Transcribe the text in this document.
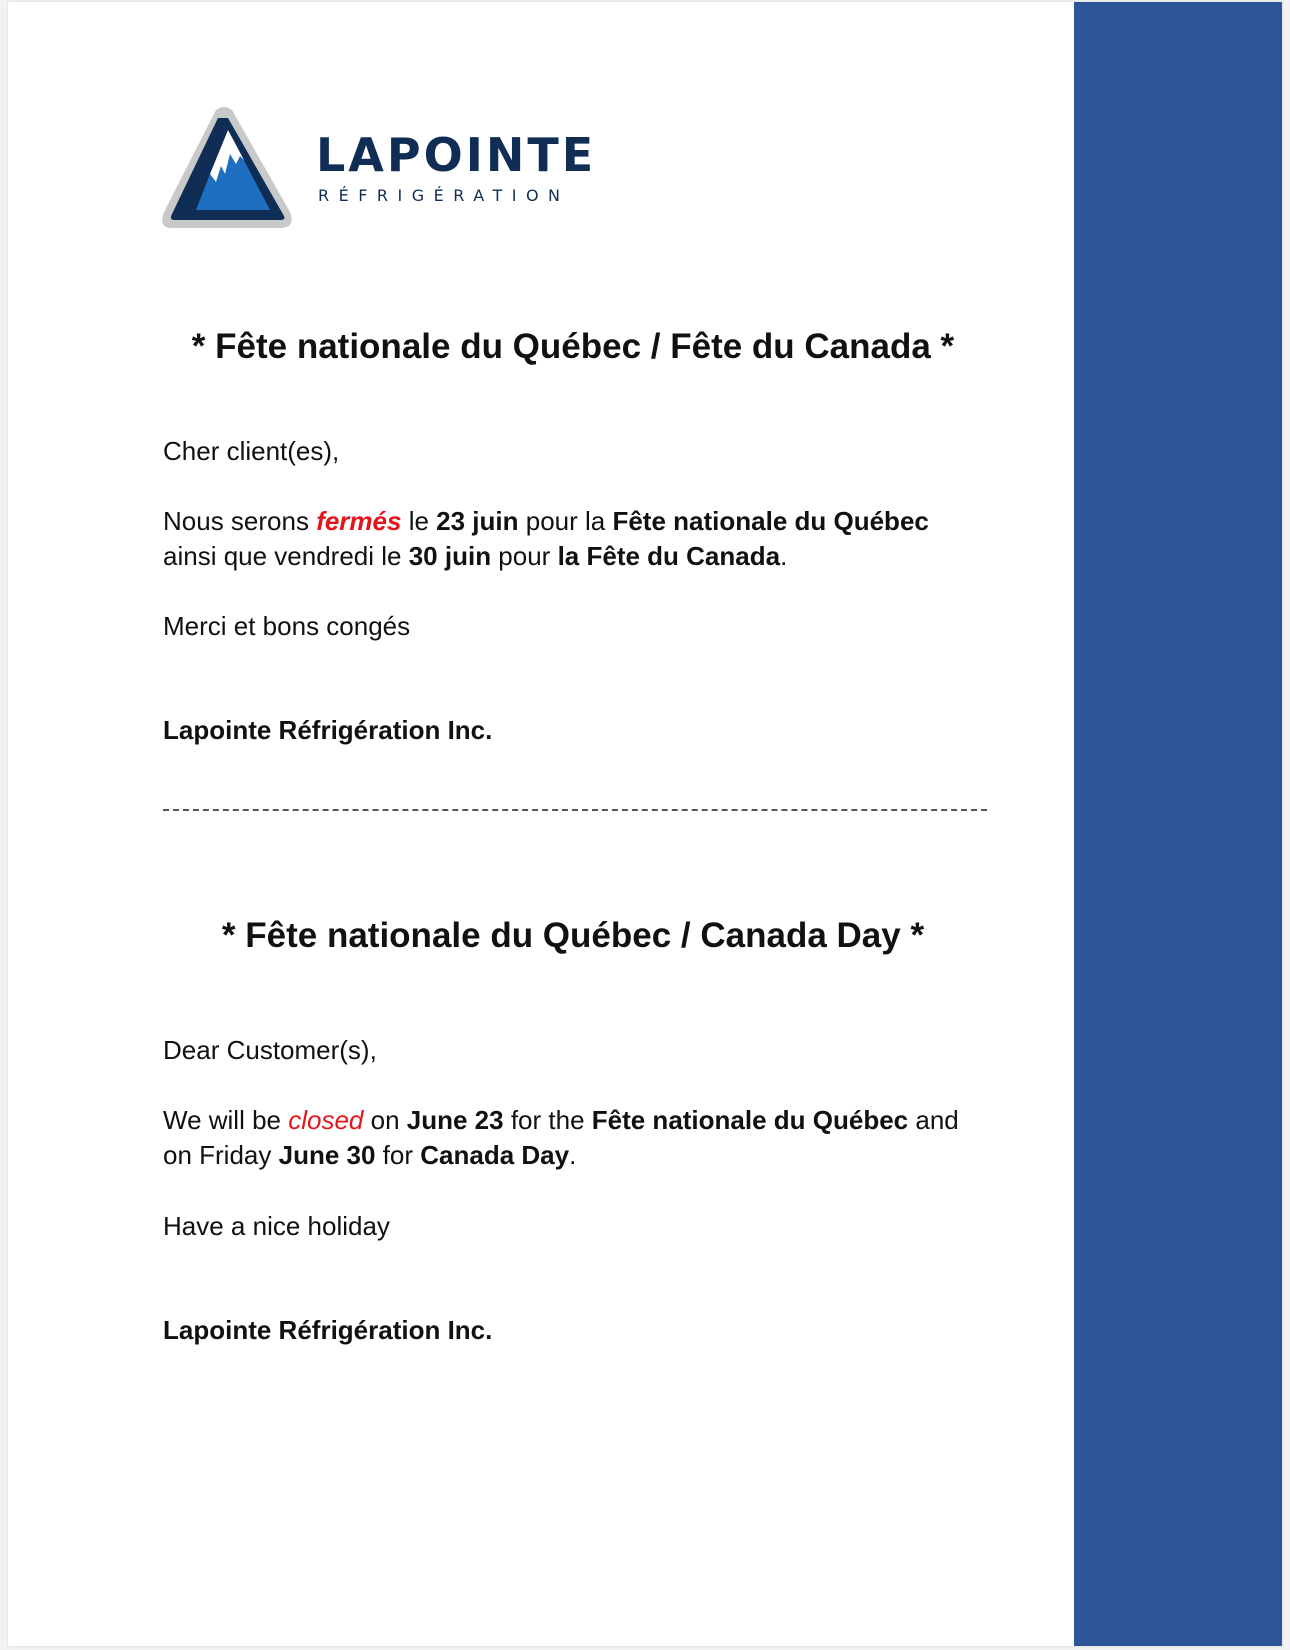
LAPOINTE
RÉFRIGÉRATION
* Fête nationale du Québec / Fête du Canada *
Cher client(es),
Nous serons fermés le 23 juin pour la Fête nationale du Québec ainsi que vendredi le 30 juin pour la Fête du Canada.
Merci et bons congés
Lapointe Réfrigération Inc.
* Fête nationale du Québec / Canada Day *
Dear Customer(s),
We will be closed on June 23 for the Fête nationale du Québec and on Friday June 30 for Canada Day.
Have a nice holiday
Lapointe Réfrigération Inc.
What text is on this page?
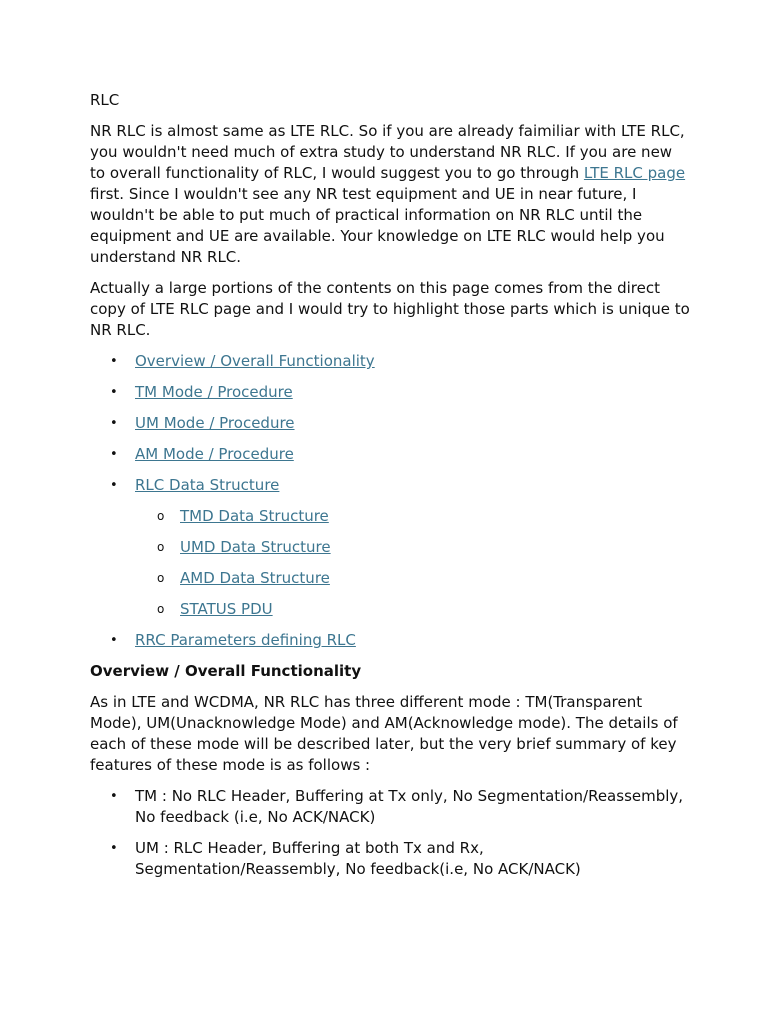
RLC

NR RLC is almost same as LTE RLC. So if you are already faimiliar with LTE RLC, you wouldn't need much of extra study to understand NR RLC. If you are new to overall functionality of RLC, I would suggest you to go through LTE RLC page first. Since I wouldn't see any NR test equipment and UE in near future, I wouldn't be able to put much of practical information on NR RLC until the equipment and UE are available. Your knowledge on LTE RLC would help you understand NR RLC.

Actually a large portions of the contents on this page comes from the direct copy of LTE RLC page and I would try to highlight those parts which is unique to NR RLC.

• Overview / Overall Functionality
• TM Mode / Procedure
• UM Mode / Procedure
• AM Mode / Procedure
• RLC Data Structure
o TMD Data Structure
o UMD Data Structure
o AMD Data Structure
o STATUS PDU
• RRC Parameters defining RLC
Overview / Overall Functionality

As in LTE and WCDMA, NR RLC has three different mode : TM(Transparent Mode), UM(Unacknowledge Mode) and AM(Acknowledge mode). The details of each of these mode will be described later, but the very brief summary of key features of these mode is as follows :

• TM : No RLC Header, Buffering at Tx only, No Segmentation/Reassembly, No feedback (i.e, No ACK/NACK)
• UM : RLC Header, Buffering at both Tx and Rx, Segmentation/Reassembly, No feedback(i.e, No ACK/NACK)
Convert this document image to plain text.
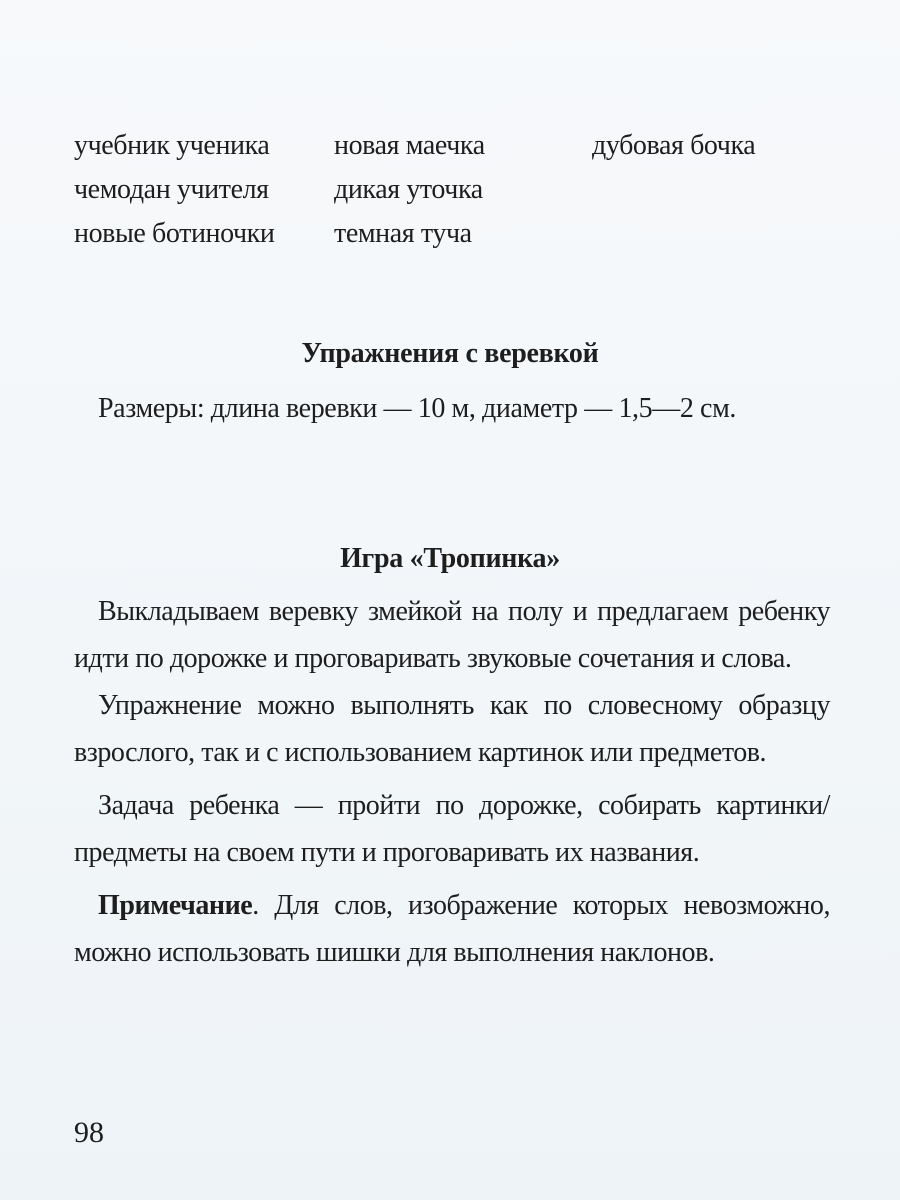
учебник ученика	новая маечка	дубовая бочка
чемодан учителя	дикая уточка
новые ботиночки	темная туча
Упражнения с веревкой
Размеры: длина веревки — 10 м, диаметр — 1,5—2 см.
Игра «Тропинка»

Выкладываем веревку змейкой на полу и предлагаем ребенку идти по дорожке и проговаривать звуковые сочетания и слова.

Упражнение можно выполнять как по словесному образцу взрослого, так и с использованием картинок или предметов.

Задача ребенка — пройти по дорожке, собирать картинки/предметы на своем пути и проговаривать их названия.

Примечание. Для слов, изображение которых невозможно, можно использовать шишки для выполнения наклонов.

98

......

Task details
Count up every line above that has the word "Structure" in it; answer with the number alone.

Reply to the exercise
4